■ Work to be completed
All entries should be output exactly as they stand.

■ Extracted records
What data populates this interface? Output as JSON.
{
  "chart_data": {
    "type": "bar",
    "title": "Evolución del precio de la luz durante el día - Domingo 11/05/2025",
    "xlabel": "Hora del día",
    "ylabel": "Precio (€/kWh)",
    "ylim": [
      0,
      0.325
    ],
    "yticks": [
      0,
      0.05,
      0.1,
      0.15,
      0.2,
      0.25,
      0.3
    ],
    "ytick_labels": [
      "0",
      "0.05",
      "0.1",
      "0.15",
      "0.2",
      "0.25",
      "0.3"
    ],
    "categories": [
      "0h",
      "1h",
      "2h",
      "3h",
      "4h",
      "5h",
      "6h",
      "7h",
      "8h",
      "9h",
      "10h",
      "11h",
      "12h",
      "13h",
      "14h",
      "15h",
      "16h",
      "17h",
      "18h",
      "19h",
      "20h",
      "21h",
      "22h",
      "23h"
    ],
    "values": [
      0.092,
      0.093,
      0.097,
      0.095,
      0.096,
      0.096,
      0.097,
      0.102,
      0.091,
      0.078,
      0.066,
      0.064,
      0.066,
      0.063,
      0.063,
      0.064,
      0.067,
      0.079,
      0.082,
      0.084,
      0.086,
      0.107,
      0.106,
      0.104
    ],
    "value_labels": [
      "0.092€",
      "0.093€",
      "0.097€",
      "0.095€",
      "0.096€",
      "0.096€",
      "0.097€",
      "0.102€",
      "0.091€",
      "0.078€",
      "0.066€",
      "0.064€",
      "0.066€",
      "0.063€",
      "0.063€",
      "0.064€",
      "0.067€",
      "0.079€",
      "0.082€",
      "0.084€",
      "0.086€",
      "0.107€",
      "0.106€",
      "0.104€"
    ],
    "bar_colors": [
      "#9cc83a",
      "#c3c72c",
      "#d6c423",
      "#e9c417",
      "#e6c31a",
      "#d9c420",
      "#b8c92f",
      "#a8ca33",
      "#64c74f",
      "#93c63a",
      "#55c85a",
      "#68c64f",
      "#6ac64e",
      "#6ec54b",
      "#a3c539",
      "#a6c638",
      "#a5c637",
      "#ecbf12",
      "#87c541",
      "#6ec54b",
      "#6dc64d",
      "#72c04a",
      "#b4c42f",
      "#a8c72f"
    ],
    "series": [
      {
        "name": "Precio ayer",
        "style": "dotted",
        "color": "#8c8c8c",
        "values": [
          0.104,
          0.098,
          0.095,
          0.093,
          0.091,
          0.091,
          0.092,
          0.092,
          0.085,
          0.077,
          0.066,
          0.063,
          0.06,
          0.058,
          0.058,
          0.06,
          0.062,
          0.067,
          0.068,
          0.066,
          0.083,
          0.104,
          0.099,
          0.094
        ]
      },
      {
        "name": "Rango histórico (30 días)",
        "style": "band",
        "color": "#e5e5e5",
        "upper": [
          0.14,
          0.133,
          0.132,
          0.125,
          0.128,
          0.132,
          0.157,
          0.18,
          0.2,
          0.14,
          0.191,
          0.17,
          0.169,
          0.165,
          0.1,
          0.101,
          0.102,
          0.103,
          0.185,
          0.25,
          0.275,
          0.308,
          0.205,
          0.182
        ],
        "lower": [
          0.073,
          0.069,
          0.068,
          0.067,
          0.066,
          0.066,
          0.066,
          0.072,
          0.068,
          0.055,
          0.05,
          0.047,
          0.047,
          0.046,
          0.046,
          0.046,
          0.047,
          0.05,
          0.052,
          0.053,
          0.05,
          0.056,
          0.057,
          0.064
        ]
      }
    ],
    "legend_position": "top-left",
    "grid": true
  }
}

■ Exercise result
What data populates this interface? Output as JSON.
{
  "chart_data": {
    "type": "bar",
    "title": "Evolución del precio de la luz durante el día - Domingo 11/05/2025",
    "xlabel": "Hora del día",
    "ylabel": "Precio (€/kWh)",
    "ylim": [
      0,
      0.325
    ],
    "yticks": [
      0,
      0.05,
      0.1,
      0.15,
      0.2,
      0.25,
      0.3
    ],
    "ytick_labels": [
      "0",
      "0.05",
      "0.1",
      "0.15",
      "0.2",
      "0.25",
      "0.3"
    ],
    "categories": [
      "0h",
      "1h",
      "2h",
      "3h",
      "4h",
      "5h",
      "6h",
      "7h",
      "8h",
      "9h",
      "10h",
      "11h",
      "12h",
      "13h",
      "14h",
      "15h",
      "16h",
      "17h",
      "18h",
      "19h",
      "20h",
      "21h",
      "22h",
      "23h"
    ],
    "values": [
      0.092,
      0.093,
      0.097,
      0.095,
      0.096,
      0.096,
      0.097,
      0.102,
      0.091,
      0.078,
      0.066,
      0.064,
      0.066,
      0.063,
      0.063,
      0.064,
      0.067,
      0.079,
      0.082,
      0.084,
      0.086,
      0.107,
      0.106,
      0.104
    ],
    "value_labels": [
      "0.092€",
      "0.093€",
      "0.097€",
      "0.095€",
      "0.096€",
      "0.096€",
      "0.097€",
      "0.102€",
      "0.091€",
      "0.078€",
      "0.066€",
      "0.064€",
      "0.066€",
      "0.063€",
      "0.063€",
      "0.064€",
      "0.067€",
      "0.079€",
      "0.082€",
      "0.084€",
      "0.086€",
      "0.107€",
      "0.106€",
      "0.104€"
    ],
    "bar_colors": [
      "#9cc83a",
      "#c3c72c",
      "#d6c423",
      "#e9c417",
      "#e6c31a",
      "#d9c420",
      "#b8c92f",
      "#a8ca33",
      "#64c74f",
      "#93c63a",
      "#55c85a",
      "#68c64f",
      "#6ac64e",
      "#6ec54b",
      "#a3c539",
      "#a6c638",
      "#a5c637",
      "#ecbf12",
      "#87c541",
      "#6ec54b",
      "#6dc64d",
      "#72c04a",
      "#b4c42f",
      "#a8c72f"
    ],
    "series": [
      {
        "name": "Precio ayer",
        "style": "dotted",
        "color": "#8c8c8c",
        "values": [
          0.104,
          0.098,
          0.095,
          0.093,
          0.091,
          0.091,
          0.092,
          0.092,
          0.085,
          0.077,
          0.066,
          0.063,
          0.06,
          0.058,
          0.058,
          0.06,
          0.062,
          0.067,
          0.068,
          0.066,
          0.083,
          0.104,
          0.099,
          0.094
        ]
      },
      {
        "name": "Rango histórico (30 días)",
        "style": "band",
        "color": "#e5e5e5",
        "upper": [
          0.14,
          0.133,
          0.132,
          0.125,
          0.128,
          0.132,
          0.157,
          0.18,
          0.2,
          0.14,
          0.191,
          0.17,
          0.169,
          0.165,
          0.1,
          0.101,
          0.102,
          0.103,
          0.185,
          0.25,
          0.275,
          0.308,
          0.205,
          0.182
        ],
        "lower": [
          0.073,
          0.069,
          0.068,
          0.067,
          0.066,
          0.066,
          0.066,
          0.072,
          0.068,
          0.055,
          0.05,
          0.047,
          0.047,
          0.046,
          0.046,
          0.046,
          0.047,
          0.05,
          0.052,
          0.053,
          0.05,
          0.056,
          0.057,
          0.064
        ]
      }
    ],
    "legend_position": "top-left",
    "grid": true
  }
}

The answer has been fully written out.